:: WHAT IS BEING ASKED ::
Repeat the listing in full, preserving every character.

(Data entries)
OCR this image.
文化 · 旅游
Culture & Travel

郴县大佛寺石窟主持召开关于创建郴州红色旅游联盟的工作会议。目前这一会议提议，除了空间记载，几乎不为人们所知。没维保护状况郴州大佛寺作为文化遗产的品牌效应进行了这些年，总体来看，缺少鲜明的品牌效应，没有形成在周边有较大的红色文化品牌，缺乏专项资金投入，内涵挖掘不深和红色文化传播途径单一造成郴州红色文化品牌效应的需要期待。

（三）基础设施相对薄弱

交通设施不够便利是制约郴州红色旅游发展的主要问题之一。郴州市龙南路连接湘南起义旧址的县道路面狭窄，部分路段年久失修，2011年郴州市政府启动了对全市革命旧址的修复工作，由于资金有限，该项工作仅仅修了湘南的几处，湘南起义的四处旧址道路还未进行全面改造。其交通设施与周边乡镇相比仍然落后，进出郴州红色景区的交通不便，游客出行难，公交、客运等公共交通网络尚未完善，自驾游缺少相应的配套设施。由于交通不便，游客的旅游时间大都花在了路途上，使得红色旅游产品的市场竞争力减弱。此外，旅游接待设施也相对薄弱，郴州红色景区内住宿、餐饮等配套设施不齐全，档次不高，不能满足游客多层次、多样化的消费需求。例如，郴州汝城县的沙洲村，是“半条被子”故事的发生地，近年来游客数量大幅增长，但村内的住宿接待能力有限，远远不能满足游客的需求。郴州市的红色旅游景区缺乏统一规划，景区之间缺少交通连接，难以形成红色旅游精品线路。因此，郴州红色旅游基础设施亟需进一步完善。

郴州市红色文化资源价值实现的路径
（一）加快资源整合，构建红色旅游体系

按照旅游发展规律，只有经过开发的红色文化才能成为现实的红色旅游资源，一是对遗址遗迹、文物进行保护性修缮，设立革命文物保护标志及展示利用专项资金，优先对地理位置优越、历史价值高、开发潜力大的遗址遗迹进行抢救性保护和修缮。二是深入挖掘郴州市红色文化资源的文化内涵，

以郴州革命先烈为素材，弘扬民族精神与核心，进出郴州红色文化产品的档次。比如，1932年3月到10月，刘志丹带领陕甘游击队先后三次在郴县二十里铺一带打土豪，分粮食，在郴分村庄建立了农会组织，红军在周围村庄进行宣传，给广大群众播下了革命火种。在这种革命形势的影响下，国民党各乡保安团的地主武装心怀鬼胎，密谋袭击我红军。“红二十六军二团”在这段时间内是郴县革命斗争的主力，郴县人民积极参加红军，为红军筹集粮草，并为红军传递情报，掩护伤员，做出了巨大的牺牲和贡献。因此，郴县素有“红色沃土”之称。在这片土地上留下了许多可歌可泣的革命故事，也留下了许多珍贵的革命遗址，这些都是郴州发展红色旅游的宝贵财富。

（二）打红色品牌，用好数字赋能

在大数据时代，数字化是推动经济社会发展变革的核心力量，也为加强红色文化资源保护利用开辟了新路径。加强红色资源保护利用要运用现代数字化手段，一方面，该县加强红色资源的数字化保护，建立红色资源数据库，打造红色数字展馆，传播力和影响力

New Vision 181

:: WRITTEN SOLUTION ::
OCR this image.
文化 · 旅游
Culture & Travel

郴县大佛寺石窟主持召开关于创建郴州红色旅游联盟的工作会议。目前这一会议提议，除了空间记载，几乎不为人们所知。没维保护状况郴州大佛寺作为文化遗产的品牌效应进行了这些年，总体来看，缺少鲜明的品牌效应，没有形成在周边有较大的红色文化品牌，缺乏专项资金投入，内涵挖掘不深和红色文化传播途径单一造成郴州红色文化品牌效应的需要期待。

（三）基础设施相对薄弱

交通设施不够便利是制约郴州红色旅游发展的主要问题之一。郴州市龙南路连接湘南起义旧址的县道路面狭窄，部分路段年久失修，2011年郴州市政府启动了对全市革命旧址的修复工作，由于资金有限，该项工作仅仅修了湘南的几处，湘南起义的四处旧址道路还未进行全面改造。其交通设施与周边乡镇相比仍然落后，进出郴州红色景区的交通不便，游客出行难，公交、客运等公共交通网络尚未完善，自驾游缺少相应的配套设施。由于交通不便，游客的旅游时间大都花在了路途上，使得红色旅游产品的市场竞争力减弱。此外，旅游接待设施也相对薄弱，郴州红色景区内住宿、餐饮等配套设施不齐全，档次不高，不能满足游客多层次、多样化的消费需求。例如，郴州汝城县的沙洲村，是“半条被子”故事的发生地，近年来游客数量大幅增长，但村内的住宿接待能力有限，远远不能满足游客的需求。郴州市的红色旅游景区缺乏统一规划，景区之间缺少交通连接，难以形成红色旅游精品线路。因此，郴州红色旅游基础设施亟需进一步完善。

郴州市红色文化资源价值实现的路径
（一）加快资源整合，构建红色旅游体系

按照旅游发展规律，只有经过开发的红色文化才能成为现实的红色旅游资源，一是对遗址遗迹、文物进行保护性修缮，设立革命文物保护标志及展示利用专项资金，优先对地理位置优越、历史价值高、开发潜力大的遗址遗迹进行抢救性保护和修缮。二是深入挖掘郴州市红色文化资源的文化内涵，

以郴州革命先烈为素材，弘扬民族精神与核心，进出郴州红色文化产品的档次。比如，1932年3月到10月，刘志丹带领陕甘游击队先后三次在郴县二十里铺一带打土豪，分粮食，在郴分村庄建立了农会组织，红军在周围村庄进行宣传，给广大群众播下了革命火种。在这种革命形势的影响下，国民党各乡保安团的地主武装心怀鬼胎，密谋袭击我红军。“红二十六军二团”在这段时间内是郴县革命斗争的主力，郴县人民积极参加红军，为红军筹集粮草，并为红军传递情报，掩护伤员，做出了巨大的牺牲和贡献。因此，郴县素有“红色沃土”之称。在这片土地上留下了许多可歌可泣的革命故事，也留下了许多珍贵的革命遗址，这些都是郴州发展红色旅游的宝贵财富。

（二）打红色品牌，用好数字赋能

在大数据时代，数字化是推动经济社会发展变革的核心力量，也为加强红色文化资源保护利用开辟了新路径。加强红色资源保护利用要运用现代数字化手段，一方面，该县加强红色资源的数字化保护，建立红色资源数据库，打造红色数字展馆，传播力和影响力

New Vision 181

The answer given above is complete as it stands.